## Instruction:
Reproduce the material in full, unchanged.

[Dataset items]

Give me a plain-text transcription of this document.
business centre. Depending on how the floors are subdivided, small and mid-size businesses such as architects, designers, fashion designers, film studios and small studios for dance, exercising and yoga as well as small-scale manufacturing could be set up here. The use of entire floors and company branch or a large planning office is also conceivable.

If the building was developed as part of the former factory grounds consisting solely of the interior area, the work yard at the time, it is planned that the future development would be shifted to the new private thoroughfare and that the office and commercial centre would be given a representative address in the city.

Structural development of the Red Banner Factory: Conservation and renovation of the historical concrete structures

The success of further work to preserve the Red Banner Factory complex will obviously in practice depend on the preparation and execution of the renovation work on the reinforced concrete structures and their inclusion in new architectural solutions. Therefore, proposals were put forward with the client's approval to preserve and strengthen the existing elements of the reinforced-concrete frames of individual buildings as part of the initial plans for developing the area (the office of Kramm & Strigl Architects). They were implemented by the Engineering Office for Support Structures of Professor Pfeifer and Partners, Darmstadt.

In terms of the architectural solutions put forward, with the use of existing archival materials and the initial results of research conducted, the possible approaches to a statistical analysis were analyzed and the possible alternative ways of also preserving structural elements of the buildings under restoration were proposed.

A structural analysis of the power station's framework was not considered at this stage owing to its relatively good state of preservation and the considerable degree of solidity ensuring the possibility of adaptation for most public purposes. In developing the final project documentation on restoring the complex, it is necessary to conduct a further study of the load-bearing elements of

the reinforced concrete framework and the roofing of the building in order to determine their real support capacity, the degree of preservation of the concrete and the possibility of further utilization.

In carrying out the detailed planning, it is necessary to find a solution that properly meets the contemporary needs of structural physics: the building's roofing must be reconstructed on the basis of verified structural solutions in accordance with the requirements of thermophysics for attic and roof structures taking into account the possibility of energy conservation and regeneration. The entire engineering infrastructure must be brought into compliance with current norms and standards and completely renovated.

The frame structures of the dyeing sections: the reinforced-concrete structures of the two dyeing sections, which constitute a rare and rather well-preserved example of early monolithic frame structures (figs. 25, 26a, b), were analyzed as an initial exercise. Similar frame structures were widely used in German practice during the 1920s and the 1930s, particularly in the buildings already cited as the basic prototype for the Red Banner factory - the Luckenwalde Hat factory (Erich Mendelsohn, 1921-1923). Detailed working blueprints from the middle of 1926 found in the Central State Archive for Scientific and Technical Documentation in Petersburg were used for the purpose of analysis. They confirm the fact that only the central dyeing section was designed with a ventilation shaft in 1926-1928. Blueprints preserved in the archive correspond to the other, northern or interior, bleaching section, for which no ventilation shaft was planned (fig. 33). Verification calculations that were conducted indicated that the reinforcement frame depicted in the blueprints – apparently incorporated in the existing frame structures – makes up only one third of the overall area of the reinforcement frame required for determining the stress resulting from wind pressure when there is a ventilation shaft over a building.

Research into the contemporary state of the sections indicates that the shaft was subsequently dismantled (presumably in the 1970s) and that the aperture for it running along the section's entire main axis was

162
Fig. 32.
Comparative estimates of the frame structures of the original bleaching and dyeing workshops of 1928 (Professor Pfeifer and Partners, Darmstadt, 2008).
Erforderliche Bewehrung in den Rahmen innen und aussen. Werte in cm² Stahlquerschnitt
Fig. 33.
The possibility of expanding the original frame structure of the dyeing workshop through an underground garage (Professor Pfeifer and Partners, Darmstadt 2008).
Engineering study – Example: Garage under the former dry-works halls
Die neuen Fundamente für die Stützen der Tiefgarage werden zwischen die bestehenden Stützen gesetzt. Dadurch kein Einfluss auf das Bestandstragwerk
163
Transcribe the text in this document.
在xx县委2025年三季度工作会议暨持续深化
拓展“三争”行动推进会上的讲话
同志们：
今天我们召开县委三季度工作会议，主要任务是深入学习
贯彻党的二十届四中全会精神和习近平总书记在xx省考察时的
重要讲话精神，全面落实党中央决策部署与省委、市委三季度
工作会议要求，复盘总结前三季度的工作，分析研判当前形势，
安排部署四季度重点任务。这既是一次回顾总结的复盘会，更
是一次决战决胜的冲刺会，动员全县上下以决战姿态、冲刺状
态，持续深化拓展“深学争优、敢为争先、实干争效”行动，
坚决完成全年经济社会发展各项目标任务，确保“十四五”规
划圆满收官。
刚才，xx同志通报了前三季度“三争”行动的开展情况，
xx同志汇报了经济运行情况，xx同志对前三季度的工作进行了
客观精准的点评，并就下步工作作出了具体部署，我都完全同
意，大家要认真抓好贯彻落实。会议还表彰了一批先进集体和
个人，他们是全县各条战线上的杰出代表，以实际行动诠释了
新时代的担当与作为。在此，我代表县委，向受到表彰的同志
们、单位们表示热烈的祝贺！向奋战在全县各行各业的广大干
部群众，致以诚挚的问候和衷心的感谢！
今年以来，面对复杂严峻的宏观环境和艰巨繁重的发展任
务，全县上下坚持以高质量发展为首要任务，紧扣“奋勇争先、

## Response to this exercise:
Give me a plain-text transcription of this document.
business centre. Depending on how the floors are subdivided, small and mid-size businesses such as architects, designers, fashion designers, film studios and small studios for dance, exercising and yoga as well as small-scale manufacturing could be set up here. The use of entire floors and company branch or a large planning office is also conceivable.

If the building was developed as part of the former factory grounds consisting solely of the interior area, the work yard at the time, it is planned that the future development would be shifted to the new private thoroughfare and that the office and commercial centre would be given a representative address in the city.

Structural development of the Red Banner Factory: Conservation and renovation of the historical concrete structures

The success of further work to preserve the Red Banner Factory complex will obviously in practice depend on the preparation and execution of the renovation work on the reinforced concrete structures and their inclusion in new architectural solutions. Therefore, proposals were put forward with the client's approval to preserve and strengthen the existing elements of the reinforced-concrete frames of individual buildings as part of the initial plans for developing the area (the office of Kramm & Strigl Architects). They were implemented by the Engineering Office for Support Structures of Professor Pfeifer and Partners, Darmstadt.

In terms of the architectural solutions put forward, with the use of existing archival materials and the initial results of research conducted, the possible approaches to a statistical analysis were analyzed and the possible alternative ways of also preserving structural elements of the buildings under restoration were proposed.

A structural analysis of the power station's framework was not considered at this stage owing to its relatively good state of preservation and the considerable degree of solidity ensuring the possibility of adaptation for most public purposes. In developing the final project documentation on restoring the complex, it is necessary to conduct a further study of the load-bearing elements of

the reinforced concrete framework and the roofing of the building in order to determine their real support capacity, the degree of preservation of the concrete and the possibility of further utilization.

In carrying out the detailed planning, it is necessary to find a solution that properly meets the contemporary needs of structural physics: the building's roofing must be reconstructed on the basis of verified structural solutions in accordance with the requirements of thermophysics for attic and roof structures taking into account the possibility of energy conservation and regeneration. The entire engineering infrastructure must be brought into compliance with current norms and standards and completely renovated.

The frame structures of the dyeing sections: the reinforced-concrete structures of the two dyeing sections, which constitute a rare and rather well-preserved example of early monolithic frame structures (figs. 25, 26a, b), were analyzed as an initial exercise. Similar frame structures were widely used in German practice during the 1920s and the 1930s, particularly in the buildings already cited as the basic prototype for the Red Banner factory - the Luckenwalde Hat factory (Erich Mendelsohn, 1921-1923). Detailed working blueprints from the middle of 1926 found in the Central State Archive for Scientific and Technical Documentation in Petersburg were used for the purpose of analysis. They confirm the fact that only the central dyeing section was designed with a ventilation shaft in 1926-1928. Blueprints preserved in the archive correspond to the other, northern or interior, bleaching section, for which no ventilation shaft was planned (fig. 33). Verification calculations that were conducted indicated that the reinforcement frame depicted in the blueprints – apparently incorporated in the existing frame structures – makes up only one third of the overall area of the reinforcement frame required for determining the stress resulting from wind pressure when there is a ventilation shaft over a building.

Research into the contemporary state of the sections indicates that the shaft was subsequently dismantled (presumably in the 1970s) and that the aperture for it running along the section's entire main axis was

162
Fig. 32.
Comparative estimates of the frame structures of the original bleaching and dyeing workshops of 1928 (Professor Pfeifer and Partners, Darmstadt, 2008).
Erforderliche Bewehrung in den Rahmen innen und aussen. Werte in cm² Stahlquerschnitt
Fig. 33.
The possibility of expanding the original frame structure of the dyeing workshop through an underground garage (Professor Pfeifer and Partners, Darmstadt 2008).
Engineering study – Example: Garage under the former dry-works halls
Die neuen Fundamente für die Stützen der Tiefgarage werden zwischen die bestehenden Stützen gesetzt. Dadurch kein Einfluss auf das Bestandstragwerk
163
Transcribe the text in this document.
在xx县委2025年三季度工作会议暨持续深化
拓展“三争”行动推进会上的讲话
同志们：
今天我们召开县委三季度工作会议，主要任务是深入学习
贯彻党的二十届四中全会精神和习近平总书记在xx省考察时的
重要讲话精神，全面落实党中央决策部署与省委、市委三季度
工作会议要求，复盘总结前三季度的工作，分析研判当前形势，
安排部署四季度重点任务。这既是一次回顾总结的复盘会，更
是一次决战决胜的冲刺会，动员全县上下以决战姿态、冲刺状
态，持续深化拓展“深学争优、敢为争先、实干争效”行动，
坚决完成全年经济社会发展各项目标任务，确保“十四五”规
划圆满收官。
刚才，xx同志通报了前三季度“三争”行动的开展情况，
xx同志汇报了经济运行情况，xx同志对前三季度的工作进行了
客观精准的点评，并就下步工作作出了具体部署，我都完全同
意，大家要认真抓好贯彻落实。会议还表彰了一批先进集体和
个人，他们是全县各条战线上的杰出代表，以实际行动诠释了
新时代的担当与作为。在此，我代表县委，向受到表彰的同志
们、单位们表示热烈的祝贺！向奋战在全县各行各业的广大干
部群众，致以诚挚的问候和衷心的感谢！
今年以来，面对复杂严峻的宏观环境和艰巨繁重的发展任
务，全县上下坚持以高质量发展为首要任务，紧扣“奋勇争先、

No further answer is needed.